* [Do this]
Determine the number of lines where "жилищно" occurs and reply with that number by itself.

* [Records shown]
:::::
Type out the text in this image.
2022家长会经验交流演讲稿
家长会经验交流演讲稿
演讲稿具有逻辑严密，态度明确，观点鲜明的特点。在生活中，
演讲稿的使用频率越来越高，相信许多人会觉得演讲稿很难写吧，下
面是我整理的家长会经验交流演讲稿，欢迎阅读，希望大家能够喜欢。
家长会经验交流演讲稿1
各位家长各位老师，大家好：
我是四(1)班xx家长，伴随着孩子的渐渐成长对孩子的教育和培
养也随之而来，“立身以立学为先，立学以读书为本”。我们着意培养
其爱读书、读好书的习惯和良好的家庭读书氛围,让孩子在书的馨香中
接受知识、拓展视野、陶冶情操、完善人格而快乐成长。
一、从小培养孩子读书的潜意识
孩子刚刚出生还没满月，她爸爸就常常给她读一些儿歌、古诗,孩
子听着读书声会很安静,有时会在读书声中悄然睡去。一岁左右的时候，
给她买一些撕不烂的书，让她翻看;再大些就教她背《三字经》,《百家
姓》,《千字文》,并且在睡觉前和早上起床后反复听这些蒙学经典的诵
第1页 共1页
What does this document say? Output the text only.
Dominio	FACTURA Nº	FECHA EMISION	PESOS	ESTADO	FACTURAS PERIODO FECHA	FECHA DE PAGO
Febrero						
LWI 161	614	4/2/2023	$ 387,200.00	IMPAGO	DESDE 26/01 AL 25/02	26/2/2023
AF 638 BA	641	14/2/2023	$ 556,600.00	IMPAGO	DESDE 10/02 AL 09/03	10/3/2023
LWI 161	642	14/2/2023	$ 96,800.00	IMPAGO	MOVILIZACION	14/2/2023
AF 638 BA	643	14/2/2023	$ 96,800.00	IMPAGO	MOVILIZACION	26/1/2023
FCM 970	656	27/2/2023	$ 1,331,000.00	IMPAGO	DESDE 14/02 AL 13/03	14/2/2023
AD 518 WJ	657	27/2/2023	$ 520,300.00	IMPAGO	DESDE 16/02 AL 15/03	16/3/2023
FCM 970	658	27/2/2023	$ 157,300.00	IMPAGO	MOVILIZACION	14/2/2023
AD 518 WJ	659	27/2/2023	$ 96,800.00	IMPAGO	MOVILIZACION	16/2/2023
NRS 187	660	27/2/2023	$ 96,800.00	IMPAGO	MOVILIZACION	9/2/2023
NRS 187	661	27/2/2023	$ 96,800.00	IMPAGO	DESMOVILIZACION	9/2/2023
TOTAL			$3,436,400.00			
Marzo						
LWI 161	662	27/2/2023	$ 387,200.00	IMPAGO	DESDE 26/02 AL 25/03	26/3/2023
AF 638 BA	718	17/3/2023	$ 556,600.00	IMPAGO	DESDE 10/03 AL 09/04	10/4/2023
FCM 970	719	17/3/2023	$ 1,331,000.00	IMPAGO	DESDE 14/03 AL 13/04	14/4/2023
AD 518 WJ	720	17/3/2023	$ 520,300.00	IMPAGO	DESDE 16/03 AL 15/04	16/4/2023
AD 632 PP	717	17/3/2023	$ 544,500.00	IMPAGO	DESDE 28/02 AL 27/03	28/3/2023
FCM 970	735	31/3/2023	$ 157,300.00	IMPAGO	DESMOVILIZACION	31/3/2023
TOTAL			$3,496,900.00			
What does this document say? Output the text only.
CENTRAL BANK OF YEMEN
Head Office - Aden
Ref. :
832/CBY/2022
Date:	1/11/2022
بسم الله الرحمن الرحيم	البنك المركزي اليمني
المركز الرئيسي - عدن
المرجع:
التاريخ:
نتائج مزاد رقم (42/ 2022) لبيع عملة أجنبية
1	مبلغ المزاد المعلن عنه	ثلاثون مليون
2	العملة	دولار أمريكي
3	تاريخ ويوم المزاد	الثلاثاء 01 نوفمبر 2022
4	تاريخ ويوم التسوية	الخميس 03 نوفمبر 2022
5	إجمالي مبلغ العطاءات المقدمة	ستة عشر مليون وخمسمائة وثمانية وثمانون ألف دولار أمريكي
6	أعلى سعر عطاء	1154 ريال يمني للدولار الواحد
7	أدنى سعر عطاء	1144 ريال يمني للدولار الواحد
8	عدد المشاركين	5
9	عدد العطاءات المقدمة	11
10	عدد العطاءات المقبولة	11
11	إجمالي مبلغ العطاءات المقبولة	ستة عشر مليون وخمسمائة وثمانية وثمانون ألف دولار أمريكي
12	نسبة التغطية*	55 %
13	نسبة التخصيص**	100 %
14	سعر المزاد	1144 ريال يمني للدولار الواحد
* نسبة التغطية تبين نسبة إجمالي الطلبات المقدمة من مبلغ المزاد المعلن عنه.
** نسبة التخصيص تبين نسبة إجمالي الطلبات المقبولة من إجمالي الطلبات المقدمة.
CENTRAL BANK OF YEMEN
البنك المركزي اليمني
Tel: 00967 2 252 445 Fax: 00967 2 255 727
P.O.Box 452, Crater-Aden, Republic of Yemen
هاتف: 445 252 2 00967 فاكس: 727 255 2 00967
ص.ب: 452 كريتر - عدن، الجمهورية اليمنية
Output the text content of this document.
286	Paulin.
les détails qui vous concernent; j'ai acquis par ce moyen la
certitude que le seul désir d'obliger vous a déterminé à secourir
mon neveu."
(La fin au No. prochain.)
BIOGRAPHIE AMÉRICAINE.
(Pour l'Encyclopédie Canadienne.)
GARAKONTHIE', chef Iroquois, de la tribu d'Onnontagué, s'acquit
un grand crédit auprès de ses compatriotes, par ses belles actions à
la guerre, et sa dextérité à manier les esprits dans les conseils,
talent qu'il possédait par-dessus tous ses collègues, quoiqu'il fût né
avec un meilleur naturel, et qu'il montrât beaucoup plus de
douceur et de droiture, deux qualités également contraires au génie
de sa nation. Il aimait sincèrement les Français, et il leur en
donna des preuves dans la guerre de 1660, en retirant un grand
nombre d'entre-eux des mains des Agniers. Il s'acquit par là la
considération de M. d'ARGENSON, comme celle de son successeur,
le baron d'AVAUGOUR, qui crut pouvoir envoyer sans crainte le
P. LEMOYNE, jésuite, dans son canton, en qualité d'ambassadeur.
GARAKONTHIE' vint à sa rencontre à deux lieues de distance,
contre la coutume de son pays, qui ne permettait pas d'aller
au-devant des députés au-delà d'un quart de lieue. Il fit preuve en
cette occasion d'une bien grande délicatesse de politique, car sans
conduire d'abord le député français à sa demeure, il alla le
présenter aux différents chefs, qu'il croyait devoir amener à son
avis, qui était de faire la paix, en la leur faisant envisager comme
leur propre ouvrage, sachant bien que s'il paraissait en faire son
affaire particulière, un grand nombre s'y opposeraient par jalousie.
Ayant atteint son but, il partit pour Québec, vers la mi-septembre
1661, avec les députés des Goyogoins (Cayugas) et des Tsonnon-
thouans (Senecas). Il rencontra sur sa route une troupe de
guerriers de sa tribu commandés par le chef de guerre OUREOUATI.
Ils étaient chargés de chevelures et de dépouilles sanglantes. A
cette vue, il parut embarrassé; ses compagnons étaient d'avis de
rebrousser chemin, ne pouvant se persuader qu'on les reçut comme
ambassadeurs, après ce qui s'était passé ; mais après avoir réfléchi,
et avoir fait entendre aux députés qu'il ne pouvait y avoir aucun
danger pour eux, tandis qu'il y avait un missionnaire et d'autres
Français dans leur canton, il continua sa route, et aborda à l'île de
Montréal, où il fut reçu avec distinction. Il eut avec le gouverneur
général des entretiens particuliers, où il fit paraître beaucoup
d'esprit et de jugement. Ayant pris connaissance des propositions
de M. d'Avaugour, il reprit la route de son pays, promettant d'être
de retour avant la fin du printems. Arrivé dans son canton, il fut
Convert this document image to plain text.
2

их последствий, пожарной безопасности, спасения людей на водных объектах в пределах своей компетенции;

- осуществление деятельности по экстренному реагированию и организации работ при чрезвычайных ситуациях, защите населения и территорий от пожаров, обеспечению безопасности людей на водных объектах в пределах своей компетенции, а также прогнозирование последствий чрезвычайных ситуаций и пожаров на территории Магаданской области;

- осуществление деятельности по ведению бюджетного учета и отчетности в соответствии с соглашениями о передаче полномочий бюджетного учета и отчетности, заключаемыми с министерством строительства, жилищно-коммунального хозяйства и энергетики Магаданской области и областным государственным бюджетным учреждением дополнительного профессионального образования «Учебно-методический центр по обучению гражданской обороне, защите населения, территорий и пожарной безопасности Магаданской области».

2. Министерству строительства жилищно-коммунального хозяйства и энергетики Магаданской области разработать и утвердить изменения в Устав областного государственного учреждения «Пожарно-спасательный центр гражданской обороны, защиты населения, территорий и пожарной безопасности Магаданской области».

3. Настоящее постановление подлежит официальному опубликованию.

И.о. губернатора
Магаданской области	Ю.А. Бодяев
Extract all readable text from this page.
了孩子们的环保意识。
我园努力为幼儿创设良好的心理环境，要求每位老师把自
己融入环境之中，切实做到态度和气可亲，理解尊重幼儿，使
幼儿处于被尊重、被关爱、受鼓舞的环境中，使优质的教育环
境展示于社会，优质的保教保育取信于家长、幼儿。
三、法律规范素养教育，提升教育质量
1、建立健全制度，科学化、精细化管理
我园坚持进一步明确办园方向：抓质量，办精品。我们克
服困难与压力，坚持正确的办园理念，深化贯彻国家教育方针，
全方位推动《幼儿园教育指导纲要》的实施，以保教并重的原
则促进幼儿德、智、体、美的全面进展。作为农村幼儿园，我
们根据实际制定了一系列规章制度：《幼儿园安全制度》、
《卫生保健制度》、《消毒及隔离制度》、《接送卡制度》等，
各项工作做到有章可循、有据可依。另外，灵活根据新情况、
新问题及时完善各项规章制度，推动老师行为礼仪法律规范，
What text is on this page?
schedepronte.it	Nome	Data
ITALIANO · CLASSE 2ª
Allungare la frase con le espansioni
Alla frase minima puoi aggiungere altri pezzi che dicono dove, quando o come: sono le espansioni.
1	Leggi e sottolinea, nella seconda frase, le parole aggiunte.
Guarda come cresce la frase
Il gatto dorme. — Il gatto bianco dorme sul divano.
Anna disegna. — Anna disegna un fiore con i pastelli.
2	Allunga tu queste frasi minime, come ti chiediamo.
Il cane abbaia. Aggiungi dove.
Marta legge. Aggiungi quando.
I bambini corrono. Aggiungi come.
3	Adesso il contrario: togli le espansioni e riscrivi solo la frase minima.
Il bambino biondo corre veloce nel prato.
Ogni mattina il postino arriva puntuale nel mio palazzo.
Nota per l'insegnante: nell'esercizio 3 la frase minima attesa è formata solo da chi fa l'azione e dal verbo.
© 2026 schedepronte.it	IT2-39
:::::
* [Answer for this exercise]
2